§ **EXERCISE OBJECTIVE**:
Compile every line that includes the word "removing".

§ **RECORDS FOR THE TASK**:

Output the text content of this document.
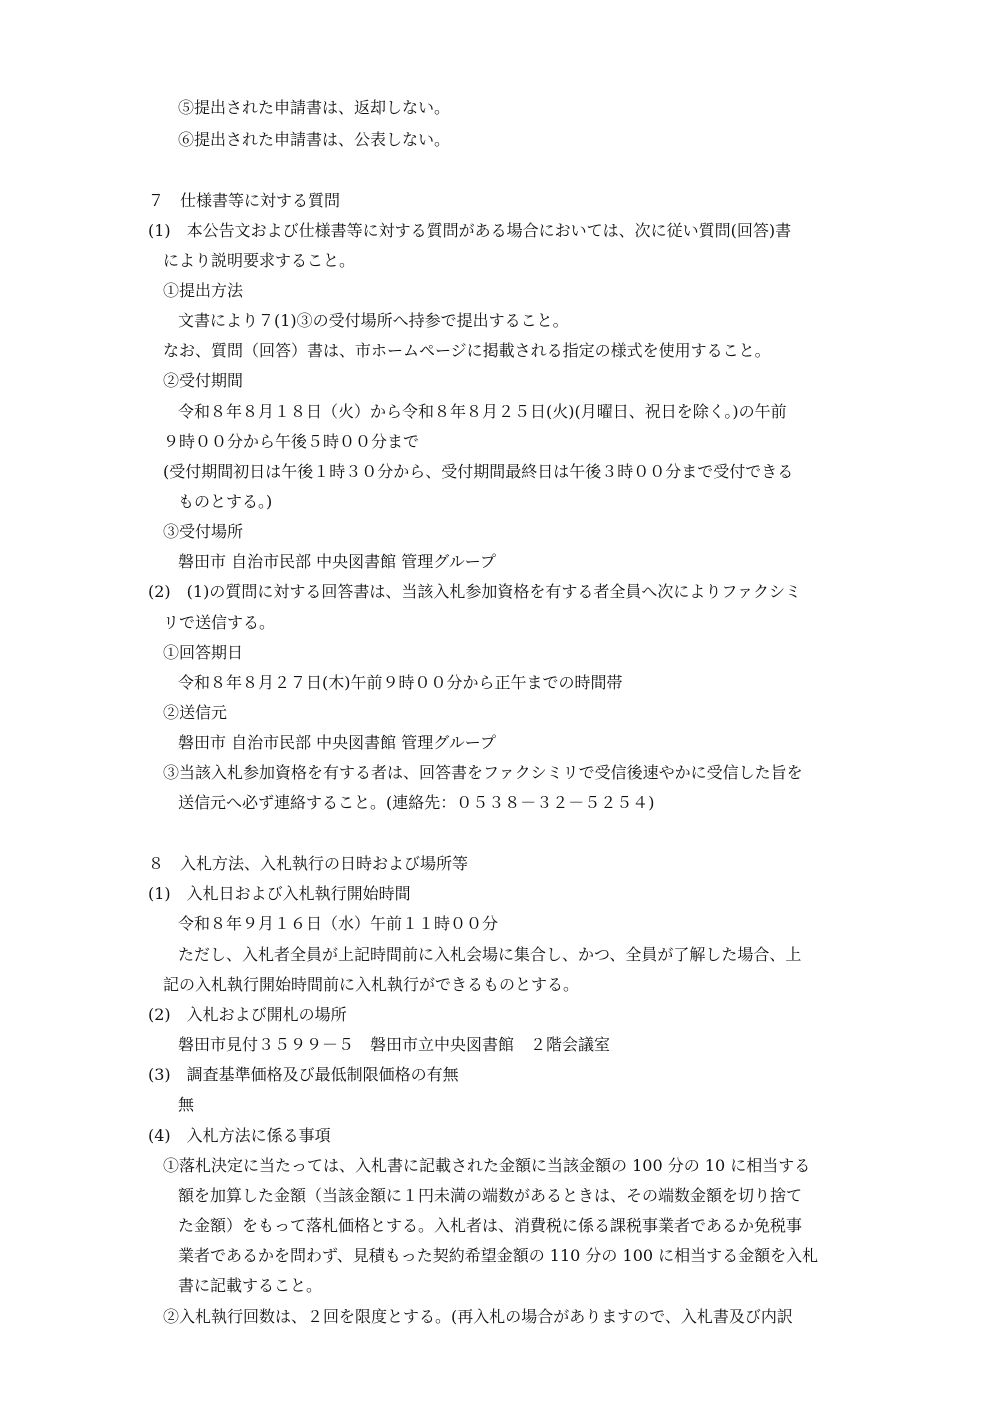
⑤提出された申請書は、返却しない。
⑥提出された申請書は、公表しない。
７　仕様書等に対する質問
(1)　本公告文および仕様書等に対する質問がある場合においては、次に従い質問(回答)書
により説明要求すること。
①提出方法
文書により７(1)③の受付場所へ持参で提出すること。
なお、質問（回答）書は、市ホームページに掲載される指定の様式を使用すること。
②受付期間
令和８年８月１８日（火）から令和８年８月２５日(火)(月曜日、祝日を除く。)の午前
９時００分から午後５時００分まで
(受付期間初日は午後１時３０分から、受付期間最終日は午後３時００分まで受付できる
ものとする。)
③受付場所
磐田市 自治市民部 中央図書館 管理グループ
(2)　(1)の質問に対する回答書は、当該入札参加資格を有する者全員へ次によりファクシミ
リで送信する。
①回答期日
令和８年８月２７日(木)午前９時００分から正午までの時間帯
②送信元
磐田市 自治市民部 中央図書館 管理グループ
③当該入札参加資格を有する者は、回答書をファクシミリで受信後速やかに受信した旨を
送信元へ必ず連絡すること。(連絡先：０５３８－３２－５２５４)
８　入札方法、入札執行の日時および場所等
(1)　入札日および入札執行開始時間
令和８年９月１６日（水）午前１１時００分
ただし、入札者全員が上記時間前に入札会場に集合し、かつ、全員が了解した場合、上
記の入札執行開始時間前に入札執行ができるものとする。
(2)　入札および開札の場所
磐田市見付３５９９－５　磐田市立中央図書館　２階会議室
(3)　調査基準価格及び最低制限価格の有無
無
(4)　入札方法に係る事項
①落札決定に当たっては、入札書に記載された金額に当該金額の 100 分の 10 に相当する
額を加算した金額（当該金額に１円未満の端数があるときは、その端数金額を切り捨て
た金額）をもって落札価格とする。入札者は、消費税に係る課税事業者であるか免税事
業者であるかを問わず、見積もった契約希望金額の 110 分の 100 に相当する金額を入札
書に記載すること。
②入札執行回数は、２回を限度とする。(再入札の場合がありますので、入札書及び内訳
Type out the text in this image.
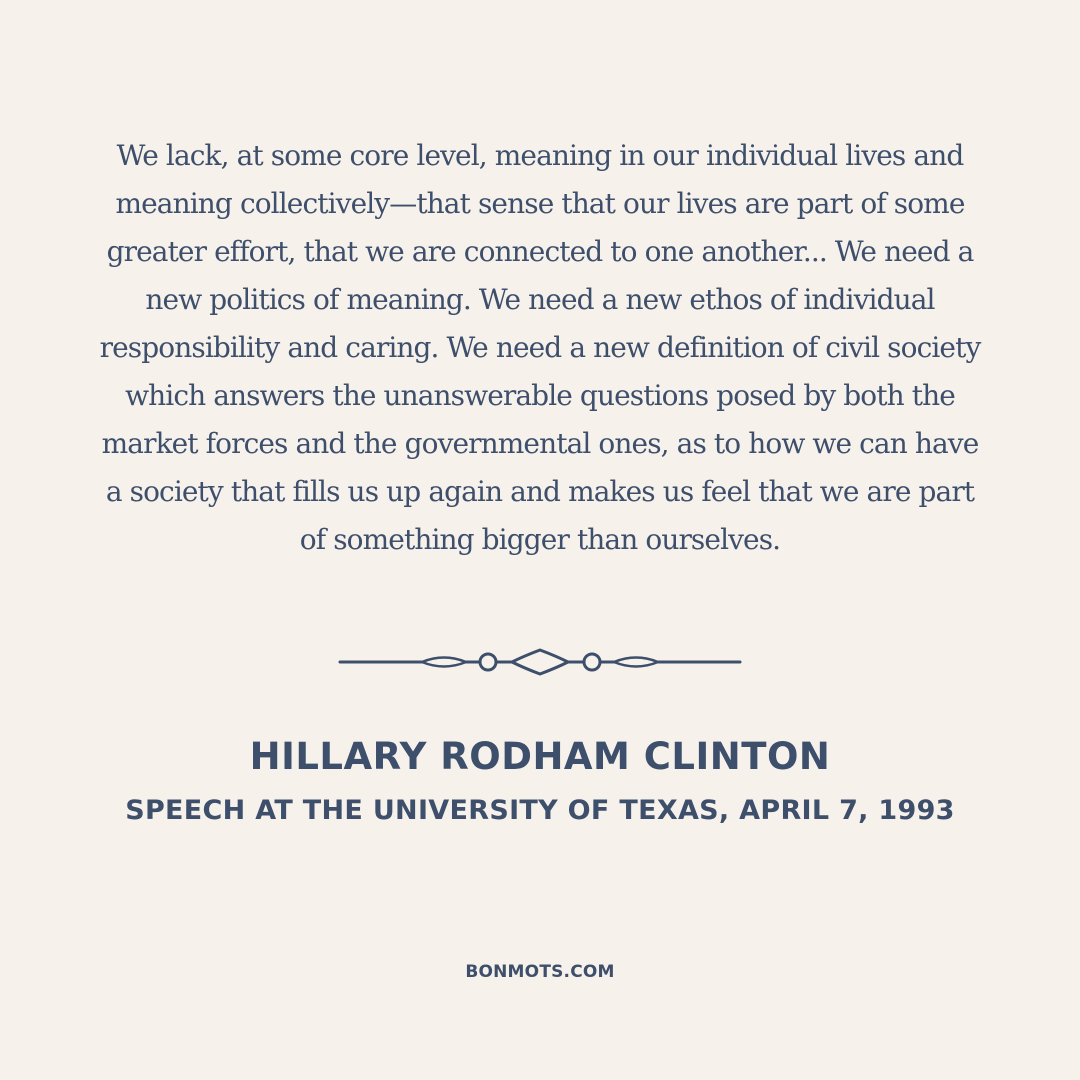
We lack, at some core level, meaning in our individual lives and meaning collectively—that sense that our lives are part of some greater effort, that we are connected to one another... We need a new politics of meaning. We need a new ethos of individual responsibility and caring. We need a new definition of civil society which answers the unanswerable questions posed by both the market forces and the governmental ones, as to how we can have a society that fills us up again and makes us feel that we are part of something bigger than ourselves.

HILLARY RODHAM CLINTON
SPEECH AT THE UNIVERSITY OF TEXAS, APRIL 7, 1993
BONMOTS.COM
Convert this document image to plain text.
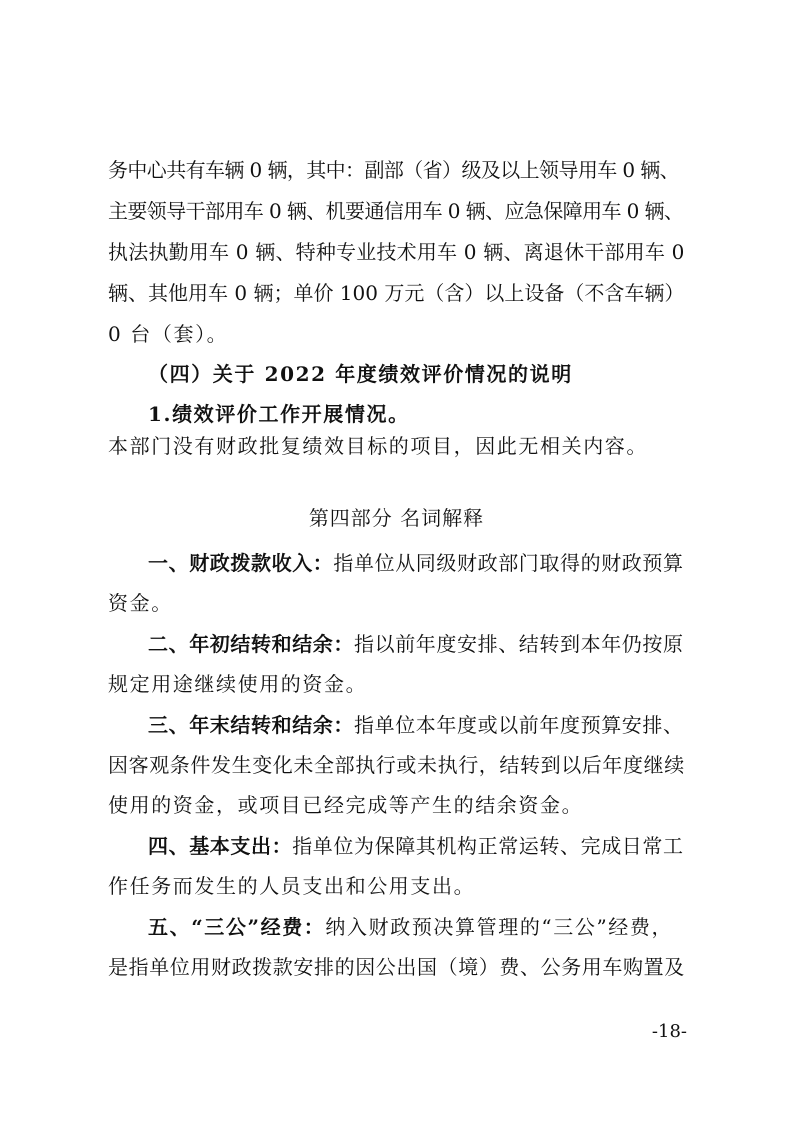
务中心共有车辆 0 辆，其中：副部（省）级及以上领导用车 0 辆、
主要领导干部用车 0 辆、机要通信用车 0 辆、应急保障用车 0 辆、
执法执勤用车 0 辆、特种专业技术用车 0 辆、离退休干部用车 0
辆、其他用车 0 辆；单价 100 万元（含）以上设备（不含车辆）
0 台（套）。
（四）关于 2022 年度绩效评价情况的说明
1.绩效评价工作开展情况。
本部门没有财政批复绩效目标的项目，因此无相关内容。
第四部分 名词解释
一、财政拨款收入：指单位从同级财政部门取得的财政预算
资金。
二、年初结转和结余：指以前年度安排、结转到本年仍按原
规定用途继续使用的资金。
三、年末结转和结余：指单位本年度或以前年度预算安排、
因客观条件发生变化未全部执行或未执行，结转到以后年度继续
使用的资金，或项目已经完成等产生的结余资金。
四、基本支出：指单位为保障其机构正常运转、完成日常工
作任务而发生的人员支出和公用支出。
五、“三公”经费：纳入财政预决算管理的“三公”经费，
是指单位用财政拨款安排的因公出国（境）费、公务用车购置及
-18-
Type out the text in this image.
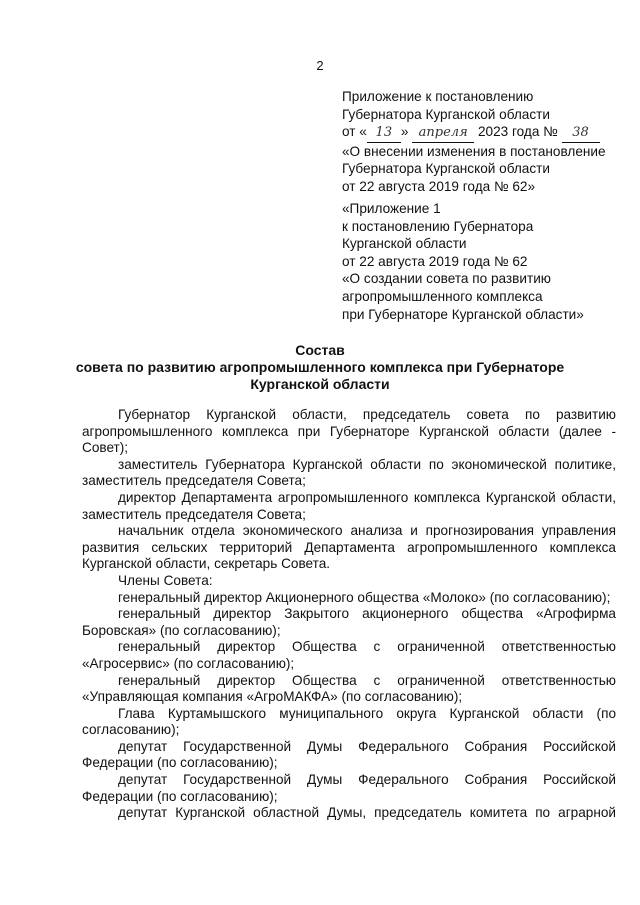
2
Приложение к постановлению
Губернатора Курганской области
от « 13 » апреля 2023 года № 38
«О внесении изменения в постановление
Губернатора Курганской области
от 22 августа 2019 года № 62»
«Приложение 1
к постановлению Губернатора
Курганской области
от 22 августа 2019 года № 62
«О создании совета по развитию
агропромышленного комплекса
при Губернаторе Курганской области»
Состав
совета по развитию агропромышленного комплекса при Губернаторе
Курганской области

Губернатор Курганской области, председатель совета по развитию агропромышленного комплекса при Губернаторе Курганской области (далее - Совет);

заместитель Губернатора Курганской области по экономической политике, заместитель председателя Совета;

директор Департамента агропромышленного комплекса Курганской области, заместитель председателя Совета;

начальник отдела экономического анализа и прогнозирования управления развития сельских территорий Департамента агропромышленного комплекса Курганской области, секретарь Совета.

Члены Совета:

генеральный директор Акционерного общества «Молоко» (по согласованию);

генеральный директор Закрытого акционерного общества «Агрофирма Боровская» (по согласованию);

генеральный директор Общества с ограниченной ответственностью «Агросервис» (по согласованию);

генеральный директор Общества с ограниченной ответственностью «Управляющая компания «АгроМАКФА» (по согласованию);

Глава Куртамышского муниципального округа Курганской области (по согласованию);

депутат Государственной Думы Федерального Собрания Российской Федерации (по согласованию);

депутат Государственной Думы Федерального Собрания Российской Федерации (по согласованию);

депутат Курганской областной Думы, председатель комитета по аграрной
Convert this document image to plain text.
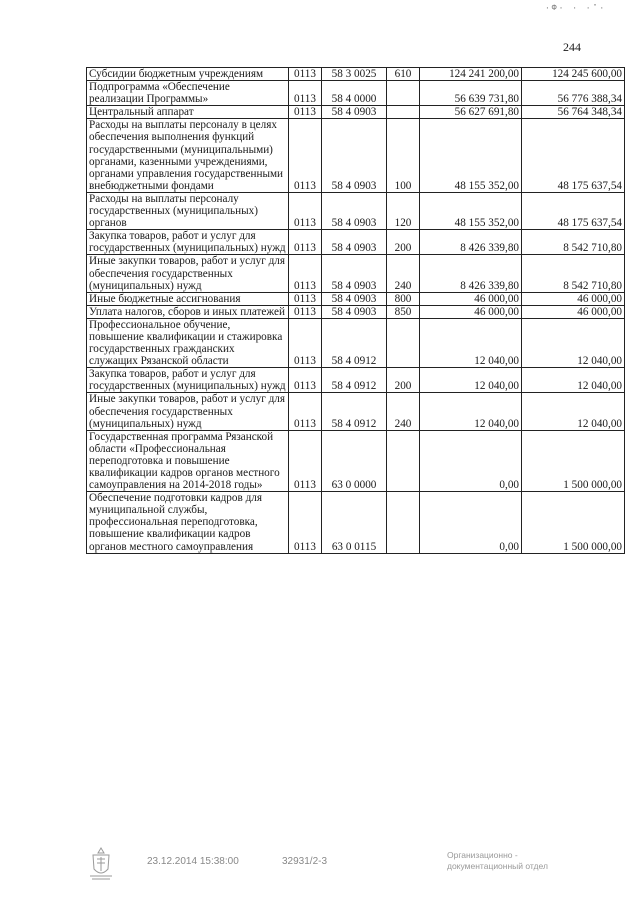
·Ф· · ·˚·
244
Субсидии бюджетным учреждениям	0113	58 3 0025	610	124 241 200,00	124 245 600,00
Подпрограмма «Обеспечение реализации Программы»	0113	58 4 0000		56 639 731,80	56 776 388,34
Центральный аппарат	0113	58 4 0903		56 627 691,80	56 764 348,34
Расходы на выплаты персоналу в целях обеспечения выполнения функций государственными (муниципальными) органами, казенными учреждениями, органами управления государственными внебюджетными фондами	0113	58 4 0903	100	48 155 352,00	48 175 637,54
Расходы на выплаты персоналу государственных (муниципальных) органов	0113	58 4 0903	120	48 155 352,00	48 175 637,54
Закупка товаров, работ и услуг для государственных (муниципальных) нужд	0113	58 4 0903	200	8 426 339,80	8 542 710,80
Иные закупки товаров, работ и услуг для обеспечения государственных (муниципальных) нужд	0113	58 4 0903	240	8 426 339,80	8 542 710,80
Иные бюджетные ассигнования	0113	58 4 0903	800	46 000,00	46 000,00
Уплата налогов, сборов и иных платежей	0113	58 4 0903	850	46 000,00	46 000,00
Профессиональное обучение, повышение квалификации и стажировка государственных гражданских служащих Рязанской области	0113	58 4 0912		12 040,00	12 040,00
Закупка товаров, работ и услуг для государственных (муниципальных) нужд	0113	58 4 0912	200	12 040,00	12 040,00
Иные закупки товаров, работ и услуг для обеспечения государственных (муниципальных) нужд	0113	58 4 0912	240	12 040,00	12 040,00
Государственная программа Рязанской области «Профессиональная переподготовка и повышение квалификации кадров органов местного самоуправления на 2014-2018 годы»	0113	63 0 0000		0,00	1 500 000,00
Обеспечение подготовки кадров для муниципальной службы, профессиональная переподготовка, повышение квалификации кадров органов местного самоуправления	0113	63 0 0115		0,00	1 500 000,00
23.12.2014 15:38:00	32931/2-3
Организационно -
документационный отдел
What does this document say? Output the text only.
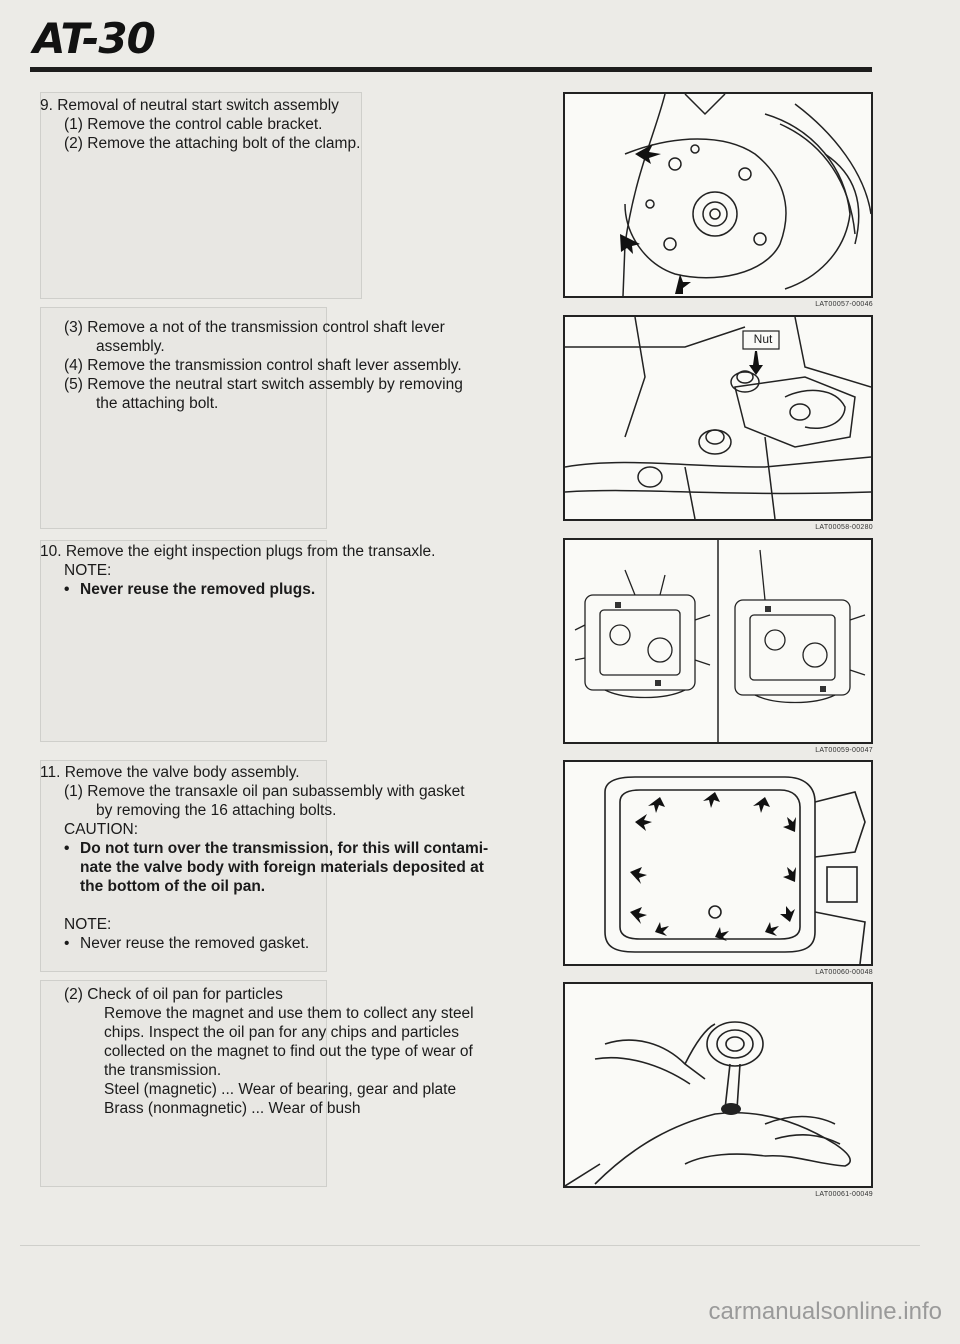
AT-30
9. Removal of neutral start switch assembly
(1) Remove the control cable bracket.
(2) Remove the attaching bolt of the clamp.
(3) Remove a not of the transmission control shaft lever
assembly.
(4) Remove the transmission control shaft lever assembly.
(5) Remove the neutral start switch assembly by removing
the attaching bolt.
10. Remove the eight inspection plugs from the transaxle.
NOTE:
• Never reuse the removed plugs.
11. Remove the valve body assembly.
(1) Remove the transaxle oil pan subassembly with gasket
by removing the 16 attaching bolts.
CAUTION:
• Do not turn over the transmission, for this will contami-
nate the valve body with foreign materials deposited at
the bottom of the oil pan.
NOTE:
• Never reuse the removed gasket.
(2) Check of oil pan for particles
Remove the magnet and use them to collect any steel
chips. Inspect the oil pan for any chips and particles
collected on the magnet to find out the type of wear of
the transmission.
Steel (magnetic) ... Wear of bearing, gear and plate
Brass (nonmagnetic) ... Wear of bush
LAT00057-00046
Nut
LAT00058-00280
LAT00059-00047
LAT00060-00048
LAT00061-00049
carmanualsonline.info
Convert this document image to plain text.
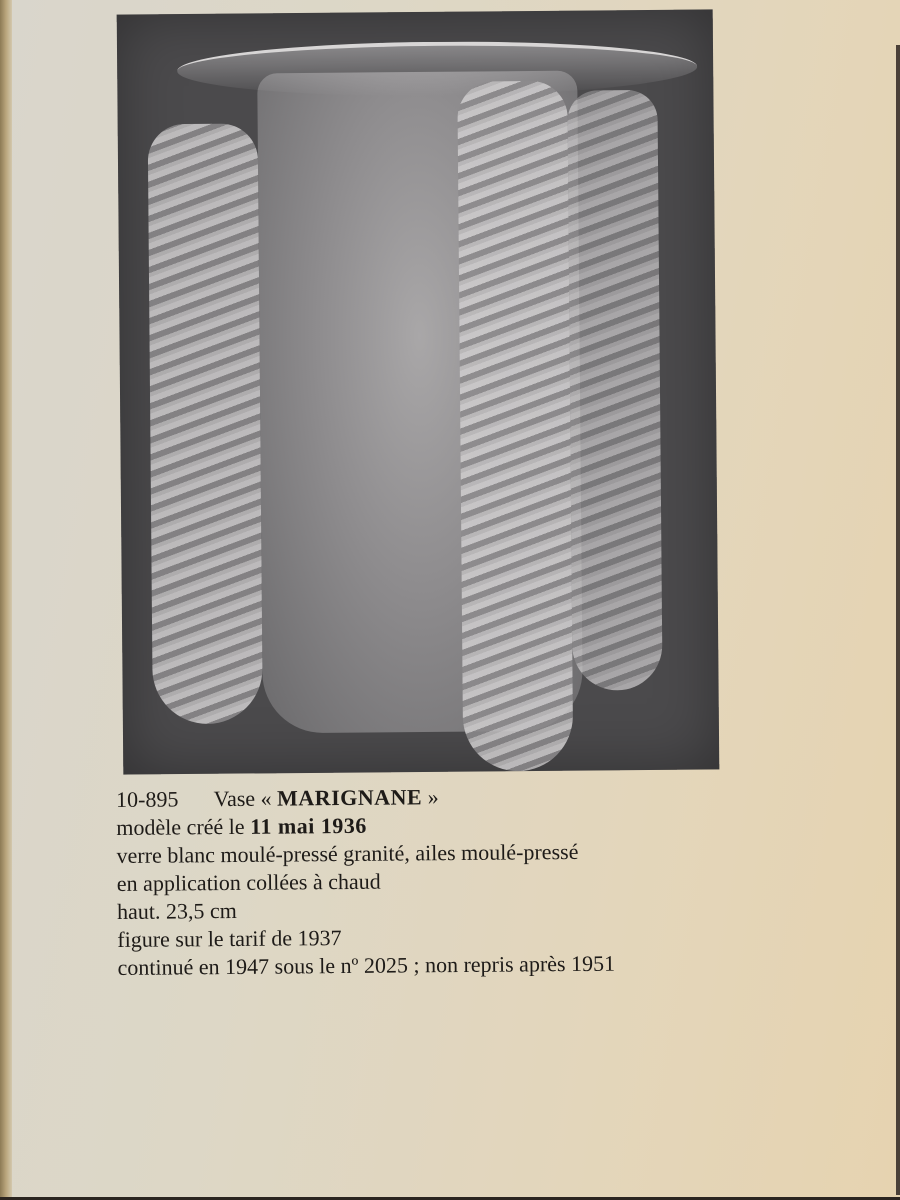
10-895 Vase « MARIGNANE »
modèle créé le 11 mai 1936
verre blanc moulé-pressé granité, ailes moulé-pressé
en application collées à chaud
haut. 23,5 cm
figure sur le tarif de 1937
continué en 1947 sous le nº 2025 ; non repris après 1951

§ **OUTPUT OF THE EXERCISE**:
(5) Remove the neutral start switch assembly by removing
by removing the 16 attaching bolts.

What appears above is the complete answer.